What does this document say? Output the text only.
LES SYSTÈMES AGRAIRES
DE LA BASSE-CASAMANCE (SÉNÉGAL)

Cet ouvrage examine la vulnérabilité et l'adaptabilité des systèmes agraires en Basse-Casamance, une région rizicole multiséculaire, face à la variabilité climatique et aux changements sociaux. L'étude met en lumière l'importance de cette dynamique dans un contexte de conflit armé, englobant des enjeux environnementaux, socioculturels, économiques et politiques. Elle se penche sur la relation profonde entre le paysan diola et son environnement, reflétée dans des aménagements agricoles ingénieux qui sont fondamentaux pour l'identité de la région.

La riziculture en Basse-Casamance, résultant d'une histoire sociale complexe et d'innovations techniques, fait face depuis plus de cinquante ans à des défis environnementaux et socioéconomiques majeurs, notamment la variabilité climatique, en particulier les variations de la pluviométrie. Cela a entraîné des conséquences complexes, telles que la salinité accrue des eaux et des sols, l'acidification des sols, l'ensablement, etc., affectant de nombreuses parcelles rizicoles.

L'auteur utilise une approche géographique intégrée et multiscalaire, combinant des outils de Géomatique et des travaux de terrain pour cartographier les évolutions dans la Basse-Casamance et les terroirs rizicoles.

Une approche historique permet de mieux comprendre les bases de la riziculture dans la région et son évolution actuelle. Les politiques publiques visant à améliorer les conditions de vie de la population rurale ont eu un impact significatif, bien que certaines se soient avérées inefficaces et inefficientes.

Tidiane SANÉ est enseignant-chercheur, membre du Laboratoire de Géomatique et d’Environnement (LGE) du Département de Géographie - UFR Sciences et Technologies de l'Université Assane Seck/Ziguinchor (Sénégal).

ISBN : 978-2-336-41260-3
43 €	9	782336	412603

The request:
Write the listing out again, exactly as it reads.

Task answer:
What does this document say? Output the text only.
LES SYSTÈMES AGRAIRES
DE LA BASSE-CASAMANCE (SÉNÉGAL)

Cet ouvrage examine la vulnérabilité et l'adaptabilité des systèmes agraires en Basse-Casamance, une région rizicole multiséculaire, face à la variabilité climatique et aux changements sociaux. L'étude met en lumière l'importance de cette dynamique dans un contexte de conflit armé, englobant des enjeux environnementaux, socioculturels, économiques et politiques. Elle se penche sur la relation profonde entre le paysan diola et son environnement, reflétée dans des aménagements agricoles ingénieux qui sont fondamentaux pour l'identité de la région.

La riziculture en Basse-Casamance, résultant d'une histoire sociale complexe et d'innovations techniques, fait face depuis plus de cinquante ans à des défis environnementaux et socioéconomiques majeurs, notamment la variabilité climatique, en particulier les variations de la pluviométrie. Cela a entraîné des conséquences complexes, telles que la salinité accrue des eaux et des sols, l'acidification des sols, l'ensablement, etc., affectant de nombreuses parcelles rizicoles.

L'auteur utilise une approche géographique intégrée et multiscalaire, combinant des outils de Géomatique et des travaux de terrain pour cartographier les évolutions dans la Basse-Casamance et les terroirs rizicoles.

Une approche historique permet de mieux comprendre les bases de la riziculture dans la région et son évolution actuelle. Les politiques publiques visant à améliorer les conditions de vie de la population rurale ont eu un impact significatif, bien que certaines se soient avérées inefficaces et inefficientes.

Tidiane SANÉ est enseignant-chercheur, membre du Laboratoire de Géomatique et d’Environnement (LGE) du Département de Géographie - UFR Sciences et Technologies de l'Université Assane Seck/Ziguinchor (Sénégal).

ISBN : 978-2-336-41260-3
43 €	9	782336	412603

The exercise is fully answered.